[Exercise details]:
Transcribe the records below exactly.

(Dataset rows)

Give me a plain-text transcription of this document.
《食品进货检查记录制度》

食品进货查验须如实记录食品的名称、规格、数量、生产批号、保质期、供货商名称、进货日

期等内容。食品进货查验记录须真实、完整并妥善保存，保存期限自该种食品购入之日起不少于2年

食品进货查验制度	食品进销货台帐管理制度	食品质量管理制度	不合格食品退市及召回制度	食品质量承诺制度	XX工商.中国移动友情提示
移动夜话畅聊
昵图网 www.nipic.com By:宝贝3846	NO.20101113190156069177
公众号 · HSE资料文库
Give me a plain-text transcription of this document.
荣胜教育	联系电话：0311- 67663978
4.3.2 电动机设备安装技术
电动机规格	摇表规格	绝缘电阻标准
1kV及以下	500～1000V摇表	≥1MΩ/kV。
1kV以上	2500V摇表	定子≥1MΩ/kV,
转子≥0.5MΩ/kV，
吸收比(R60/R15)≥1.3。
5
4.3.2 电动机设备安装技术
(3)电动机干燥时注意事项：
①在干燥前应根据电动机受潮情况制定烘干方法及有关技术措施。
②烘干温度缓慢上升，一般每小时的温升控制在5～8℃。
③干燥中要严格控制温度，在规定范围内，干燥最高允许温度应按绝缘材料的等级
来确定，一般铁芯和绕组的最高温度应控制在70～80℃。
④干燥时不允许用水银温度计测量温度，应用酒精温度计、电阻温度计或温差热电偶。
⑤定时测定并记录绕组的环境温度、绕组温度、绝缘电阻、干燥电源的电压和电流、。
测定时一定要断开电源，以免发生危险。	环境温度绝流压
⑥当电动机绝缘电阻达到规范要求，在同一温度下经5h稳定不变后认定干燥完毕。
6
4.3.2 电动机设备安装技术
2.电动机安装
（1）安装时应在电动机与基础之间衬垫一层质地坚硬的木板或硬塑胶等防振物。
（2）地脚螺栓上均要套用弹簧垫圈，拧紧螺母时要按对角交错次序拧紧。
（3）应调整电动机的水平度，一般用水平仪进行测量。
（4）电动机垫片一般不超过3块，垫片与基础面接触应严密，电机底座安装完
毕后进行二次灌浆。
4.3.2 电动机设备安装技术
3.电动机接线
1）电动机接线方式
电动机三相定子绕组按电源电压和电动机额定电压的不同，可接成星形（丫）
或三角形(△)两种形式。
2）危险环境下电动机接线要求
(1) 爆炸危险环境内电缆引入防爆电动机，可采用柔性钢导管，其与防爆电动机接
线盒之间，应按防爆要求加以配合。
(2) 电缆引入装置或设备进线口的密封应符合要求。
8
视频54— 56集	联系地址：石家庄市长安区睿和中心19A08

[Result for this exercise]:
Give me a plain-text transcription of this document.
《食品进货检查记录制度》

食品进货查验须如实记录食品的名称、规格、数量、生产批号、保质期、供货商名称、进货日

期等内容。食品进货查验记录须真实、完整并妥善保存，保存期限自该种食品购入之日起不少于2年

食品进货查验制度	食品进销货台帐管理制度	食品质量管理制度	不合格食品退市及召回制度	食品质量承诺制度	XX工商.中国移动友情提示
移动夜话畅聊
昵图网 www.nipic.com By:宝贝3846	NO.20101113190156069177
公众号 · HSE资料文库
Give me a plain-text transcription of this document.
荣胜教育	联系电话：0311- 67663978
4.3.2 电动机设备安装技术
电动机规格	摇表规格	绝缘电阻标准
1kV及以下	500～1000V摇表	≥1MΩ/kV。
1kV以上	2500V摇表	定子≥1MΩ/kV,
转子≥0.5MΩ/kV，
吸收比(R60/R15)≥1.3。
5
4.3.2 电动机设备安装技术
(3)电动机干燥时注意事项：
①在干燥前应根据电动机受潮情况制定烘干方法及有关技术措施。
②烘干温度缓慢上升，一般每小时的温升控制在5～8℃。
③干燥中要严格控制温度，在规定范围内，干燥最高允许温度应按绝缘材料的等级
来确定，一般铁芯和绕组的最高温度应控制在70～80℃。
④干燥时不允许用水银温度计测量温度，应用酒精温度计、电阻温度计或温差热电偶。
⑤定时测定并记录绕组的环境温度、绕组温度、绝缘电阻、干燥电源的电压和电流、。
测定时一定要断开电源，以免发生危险。	环境温度绝流压
⑥当电动机绝缘电阻达到规范要求，在同一温度下经5h稳定不变后认定干燥完毕。
6
4.3.2 电动机设备安装技术
2.电动机安装
（1）安装时应在电动机与基础之间衬垫一层质地坚硬的木板或硬塑胶等防振物。
（2）地脚螺栓上均要套用弹簧垫圈，拧紧螺母时要按对角交错次序拧紧。
（3）应调整电动机的水平度，一般用水平仪进行测量。
（4）电动机垫片一般不超过3块，垫片与基础面接触应严密，电机底座安装完
毕后进行二次灌浆。
4.3.2 电动机设备安装技术
3.电动机接线
1）电动机接线方式
电动机三相定子绕组按电源电压和电动机额定电压的不同，可接成星形（丫）
或三角形(△)两种形式。
2）危险环境下电动机接线要求
(1) 爆炸危险环境内电缆引入防爆电动机，可采用柔性钢导管，其与防爆电动机接
线盒之间，应按防爆要求加以配合。
(2) 电缆引入装置或设备进线口的密封应符合要求。
8
视频54— 56集	联系地址：石家庄市长安区睿和中心19A08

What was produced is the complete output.